Reproduce the entries word for word, and omit any picture you find in them.

--- START RECORDS PROVIDED ---

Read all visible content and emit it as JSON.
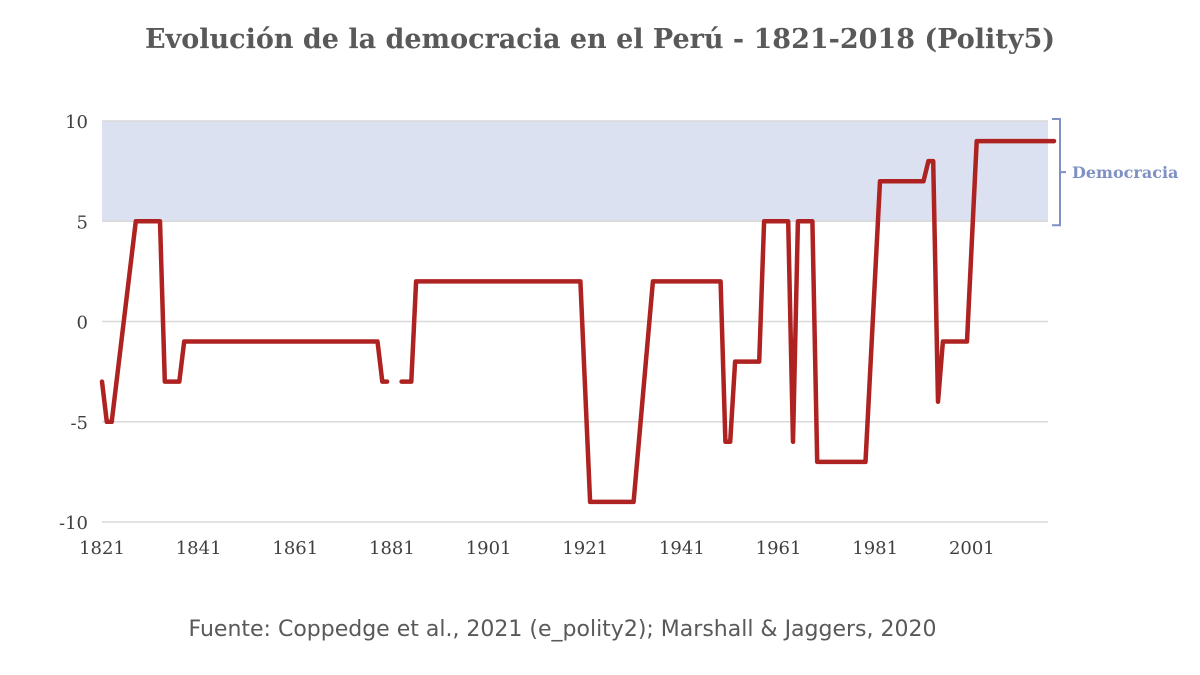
{
  "chart_data": {
    "type": "line",
    "title": "Evolución de la democracia en el Perú - 1821-2018 (Polity5)",
    "source": "Fuente: Coppedge et al., 2021 (e_polity2); Marshall & Jaggers, 2020",
    "xlabel": "",
    "ylabel": "",
    "xlim": [
      1821,
      2018
    ],
    "ylim": [
      -10,
      10
    ],
    "x_ticks": [
      1821,
      1841,
      1861,
      1881,
      1901,
      1921,
      1941,
      1961,
      1981,
      2001
    ],
    "y_ticks": [
      10,
      5,
      0,
      -5,
      -10
    ],
    "grid": true,
    "band": {
      "label": "Democracia",
      "from": 5,
      "to": 10,
      "color": "#dbe1f0"
    },
    "series": [
      {
        "color": "#ae2321",
        "segments": [
          [
            [
              1821,
              -3
            ],
            [
              1822,
              -5
            ],
            [
              1823,
              -5
            ],
            [
              1828,
              5
            ],
            [
              1833,
              5
            ],
            [
              1834,
              -3
            ],
            [
              1837,
              -3
            ],
            [
              1838,
              -1
            ],
            [
              1878,
              -1
            ],
            [
              1879,
              -3
            ],
            [
              1880,
              -3
            ]
          ],
          [
            [
              1883,
              -3
            ],
            [
              1885,
              -3
            ],
            [
              1886,
              2
            ],
            [
              1920,
              2
            ],
            [
              1922,
              -9
            ],
            [
              1931,
              -9
            ],
            [
              1935,
              2
            ],
            [
              1949,
              2
            ],
            [
              1950,
              -6
            ],
            [
              1951,
              -6
            ],
            [
              1952,
              -2
            ],
            [
              1957,
              -2
            ],
            [
              1958,
              5
            ],
            [
              1963,
              5
            ],
            [
              1964,
              -6
            ],
            [
              1965,
              5
            ],
            [
              1968,
              5
            ],
            [
              1969,
              -7
            ],
            [
              1979,
              -7
            ],
            [
              1982,
              7
            ],
            [
              1991,
              7
            ],
            [
              1992,
              8
            ],
            [
              1993,
              8
            ],
            [
              1994,
              -4
            ],
            [
              1995,
              -1
            ],
            [
              2000,
              -1
            ],
            [
              2002,
              9
            ],
            [
              2018,
              9
            ]
          ]
        ]
      }
    ]
  }
}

--- END RECORDS PROVIDED ---

:: SOLUTION TO THE EXERCISE ::
Read all visible content and emit it as JSON.
{
  "chart_data": {
    "type": "line",
    "title": "Evolución de la democracia en el Perú - 1821-2018 (Polity5)",
    "source": "Fuente: Coppedge et al., 2021 (e_polity2); Marshall & Jaggers, 2020",
    "xlabel": "",
    "ylabel": "",
    "xlim": [
      1821,
      2018
    ],
    "ylim": [
      -10,
      10
    ],
    "x_ticks": [
      1821,
      1841,
      1861,
      1881,
      1901,
      1921,
      1941,
      1961,
      1981,
      2001
    ],
    "y_ticks": [
      10,
      5,
      0,
      -5,
      -10
    ],
    "grid": true,
    "band": {
      "label": "Democracia",
      "from": 5,
      "to": 10,
      "color": "#dbe1f0"
    },
    "series": [
      {
        "color": "#ae2321",
        "segments": [
          [
            [
              1821,
              -3
            ],
            [
              1822,
              -5
            ],
            [
              1823,
              -5
            ],
            [
              1828,
              5
            ],
            [
              1833,
              5
            ],
            [
              1834,
              -3
            ],
            [
              1837,
              -3
            ],
            [
              1838,
              -1
            ],
            [
              1878,
              -1
            ],
            [
              1879,
              -3
            ],
            [
              1880,
              -3
            ]
          ],
          [
            [
              1883,
              -3
            ],
            [
              1885,
              -3
            ],
            [
              1886,
              2
            ],
            [
              1920,
              2
            ],
            [
              1922,
              -9
            ],
            [
              1931,
              -9
            ],
            [
              1935,
              2
            ],
            [
              1949,
              2
            ],
            [
              1950,
              -6
            ],
            [
              1951,
              -6
            ],
            [
              1952,
              -2
            ],
            [
              1957,
              -2
            ],
            [
              1958,
              5
            ],
            [
              1963,
              5
            ],
            [
              1964,
              -6
            ],
            [
              1965,
              5
            ],
            [
              1968,
              5
            ],
            [
              1969,
              -7
            ],
            [
              1979,
              -7
            ],
            [
              1982,
              7
            ],
            [
              1991,
              7
            ],
            [
              1992,
              8
            ],
            [
              1993,
              8
            ],
            [
              1994,
              -4
            ],
            [
              1995,
              -1
            ],
            [
              2000,
              -1
            ],
            [
              2002,
              9
            ],
            [
              2018,
              9
            ]
          ]
        ]
      }
    ]
  }
}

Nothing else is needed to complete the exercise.